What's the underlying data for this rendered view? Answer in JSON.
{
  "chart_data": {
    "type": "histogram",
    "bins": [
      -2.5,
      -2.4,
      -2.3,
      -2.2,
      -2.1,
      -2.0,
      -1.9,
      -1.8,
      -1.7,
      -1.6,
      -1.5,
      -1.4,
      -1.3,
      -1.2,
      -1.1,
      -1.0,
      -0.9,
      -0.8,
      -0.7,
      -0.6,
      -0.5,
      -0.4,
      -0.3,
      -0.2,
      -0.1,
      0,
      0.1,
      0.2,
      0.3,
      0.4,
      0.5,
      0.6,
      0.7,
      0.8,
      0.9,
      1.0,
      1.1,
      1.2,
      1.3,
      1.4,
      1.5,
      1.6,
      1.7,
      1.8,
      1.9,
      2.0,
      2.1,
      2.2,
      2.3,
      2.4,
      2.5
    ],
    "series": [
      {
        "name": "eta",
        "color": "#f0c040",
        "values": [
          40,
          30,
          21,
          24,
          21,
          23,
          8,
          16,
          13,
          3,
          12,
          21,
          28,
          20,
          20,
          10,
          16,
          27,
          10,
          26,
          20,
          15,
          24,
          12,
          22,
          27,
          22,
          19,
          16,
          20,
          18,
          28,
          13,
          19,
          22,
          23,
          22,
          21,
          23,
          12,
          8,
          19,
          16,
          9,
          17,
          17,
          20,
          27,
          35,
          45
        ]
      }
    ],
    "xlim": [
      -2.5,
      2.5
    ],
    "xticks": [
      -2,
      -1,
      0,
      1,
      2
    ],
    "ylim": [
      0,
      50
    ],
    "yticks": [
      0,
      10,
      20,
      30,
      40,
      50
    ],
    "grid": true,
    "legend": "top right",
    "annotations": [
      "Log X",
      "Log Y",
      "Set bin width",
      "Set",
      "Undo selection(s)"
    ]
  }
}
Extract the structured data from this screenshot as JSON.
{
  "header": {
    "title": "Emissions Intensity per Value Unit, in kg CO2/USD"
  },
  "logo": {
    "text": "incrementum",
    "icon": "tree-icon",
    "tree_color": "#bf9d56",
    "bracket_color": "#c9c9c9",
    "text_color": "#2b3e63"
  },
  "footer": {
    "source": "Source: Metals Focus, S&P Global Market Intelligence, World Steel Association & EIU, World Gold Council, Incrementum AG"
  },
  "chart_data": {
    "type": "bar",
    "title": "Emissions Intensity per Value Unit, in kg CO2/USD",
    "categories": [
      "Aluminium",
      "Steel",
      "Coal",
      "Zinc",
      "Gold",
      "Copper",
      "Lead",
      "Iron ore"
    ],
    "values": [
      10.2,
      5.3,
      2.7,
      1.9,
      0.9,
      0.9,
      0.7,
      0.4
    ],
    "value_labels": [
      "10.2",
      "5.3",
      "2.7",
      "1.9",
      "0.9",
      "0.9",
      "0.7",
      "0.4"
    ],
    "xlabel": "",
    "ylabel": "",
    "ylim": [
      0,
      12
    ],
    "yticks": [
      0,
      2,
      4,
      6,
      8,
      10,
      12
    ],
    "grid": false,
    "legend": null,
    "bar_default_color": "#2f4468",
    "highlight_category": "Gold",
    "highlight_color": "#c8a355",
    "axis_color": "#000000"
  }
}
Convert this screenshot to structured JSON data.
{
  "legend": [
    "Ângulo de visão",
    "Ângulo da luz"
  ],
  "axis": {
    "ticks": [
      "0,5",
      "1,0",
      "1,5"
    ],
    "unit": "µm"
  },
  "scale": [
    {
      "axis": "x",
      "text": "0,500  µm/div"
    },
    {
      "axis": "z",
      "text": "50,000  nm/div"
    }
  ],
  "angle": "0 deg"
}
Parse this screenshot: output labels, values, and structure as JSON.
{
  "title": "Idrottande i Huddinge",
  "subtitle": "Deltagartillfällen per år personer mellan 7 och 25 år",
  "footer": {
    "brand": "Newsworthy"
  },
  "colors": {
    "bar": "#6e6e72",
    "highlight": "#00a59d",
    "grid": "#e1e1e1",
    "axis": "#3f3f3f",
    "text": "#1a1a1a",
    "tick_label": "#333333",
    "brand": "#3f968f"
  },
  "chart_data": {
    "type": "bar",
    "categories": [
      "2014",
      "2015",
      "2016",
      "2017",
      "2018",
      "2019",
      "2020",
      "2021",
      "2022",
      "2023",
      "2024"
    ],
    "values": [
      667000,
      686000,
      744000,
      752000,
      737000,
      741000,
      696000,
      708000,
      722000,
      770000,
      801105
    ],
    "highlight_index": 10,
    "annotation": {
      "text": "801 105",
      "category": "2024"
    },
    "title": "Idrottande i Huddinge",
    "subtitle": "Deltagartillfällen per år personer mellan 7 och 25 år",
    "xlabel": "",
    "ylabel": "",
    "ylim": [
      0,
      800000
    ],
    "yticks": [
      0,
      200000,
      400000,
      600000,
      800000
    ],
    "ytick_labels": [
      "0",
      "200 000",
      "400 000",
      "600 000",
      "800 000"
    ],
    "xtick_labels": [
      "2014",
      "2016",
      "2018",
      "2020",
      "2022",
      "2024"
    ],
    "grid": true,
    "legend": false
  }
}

* THE EXERCISE
Extract all lines from the material above that include the word "Steel".

* SOLUTION TO THE EXERCISE
    "source": "Source: Metals Focus, S&P Global Market Intelligence, World Steel Association & EIU, World Gold Council, Incrementum AG"
      "Steel",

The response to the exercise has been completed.